▸ SUPPLIED RECORDS
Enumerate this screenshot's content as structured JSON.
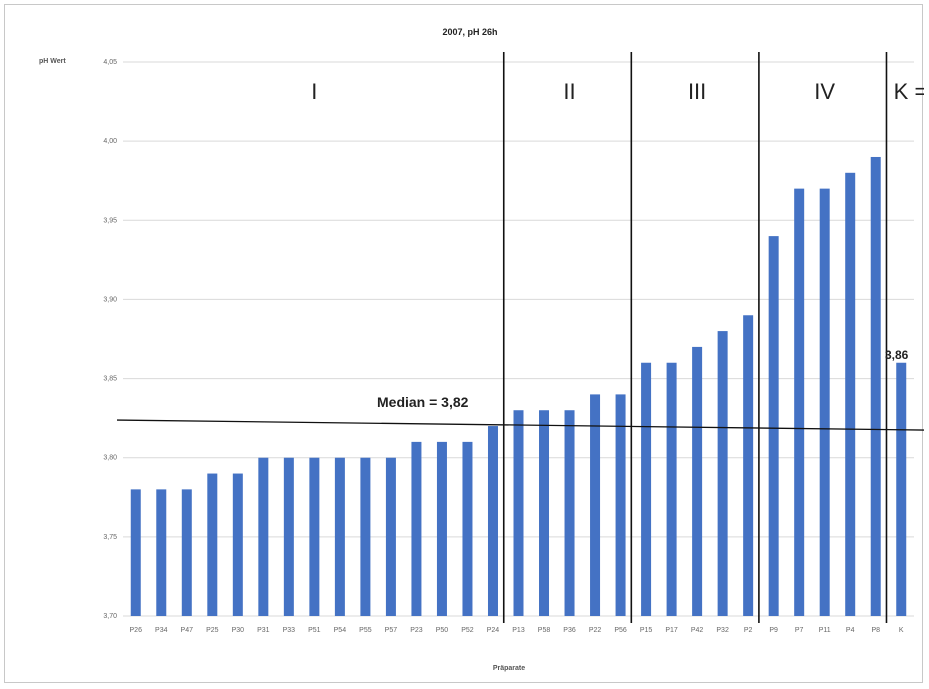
{
  "chart_data": {
    "type": "bar",
    "title": "2007, pH 26h",
    "ylabel": "pH Wert",
    "xlabel": "Präparate",
    "ylim": [
      3.7,
      4.05
    ],
    "yticks": [
      "3,70",
      "3,75",
      "3,80",
      "3,85",
      "3,90",
      "3,95",
      "4,00",
      "4,05"
    ],
    "grid": true,
    "bar_color": "#4472c4",
    "categories": [
      "P26",
      "P34",
      "P47",
      "P25",
      "P30",
      "P31",
      "P33",
      "P51",
      "P54",
      "P55",
      "P57",
      "P23",
      "P50",
      "P52",
      "P24",
      "P13",
      "P58",
      "P36",
      "P22",
      "P56",
      "P15",
      "P17",
      "P42",
      "P32",
      "P2",
      "P9",
      "P7",
      "P11",
      "P4",
      "P8",
      "K"
    ],
    "values": [
      3.78,
      3.78,
      3.78,
      3.79,
      3.79,
      3.8,
      3.8,
      3.8,
      3.8,
      3.8,
      3.8,
      3.81,
      3.81,
      3.81,
      3.82,
      3.83,
      3.83,
      3.83,
      3.84,
      3.84,
      3.86,
      3.86,
      3.87,
      3.88,
      3.89,
      3.94,
      3.97,
      3.97,
      3.98,
      3.99,
      3.86
    ],
    "sections": [
      "I",
      "II",
      "III",
      "IV",
      "K ="
    ],
    "median": {
      "label": "Median = 3,82",
      "value": 3.82
    },
    "data_label": "3,86"
  }
}
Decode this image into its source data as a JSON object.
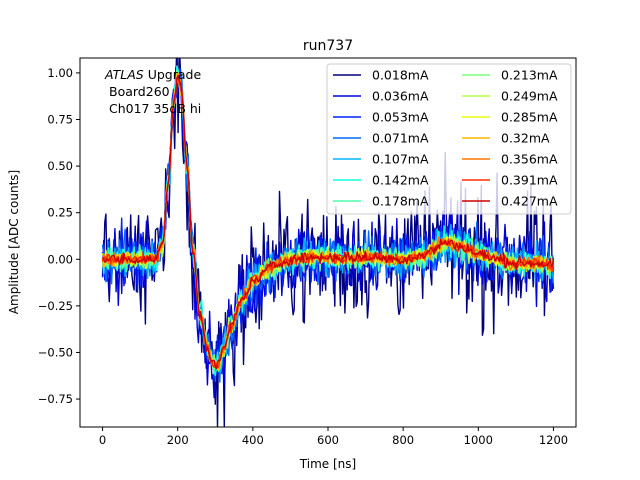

▸ YOUR GOAL
Count how many lines of the data include the word "this". Your reply should be that number alone.

▸ WRITTEN ANSWER
2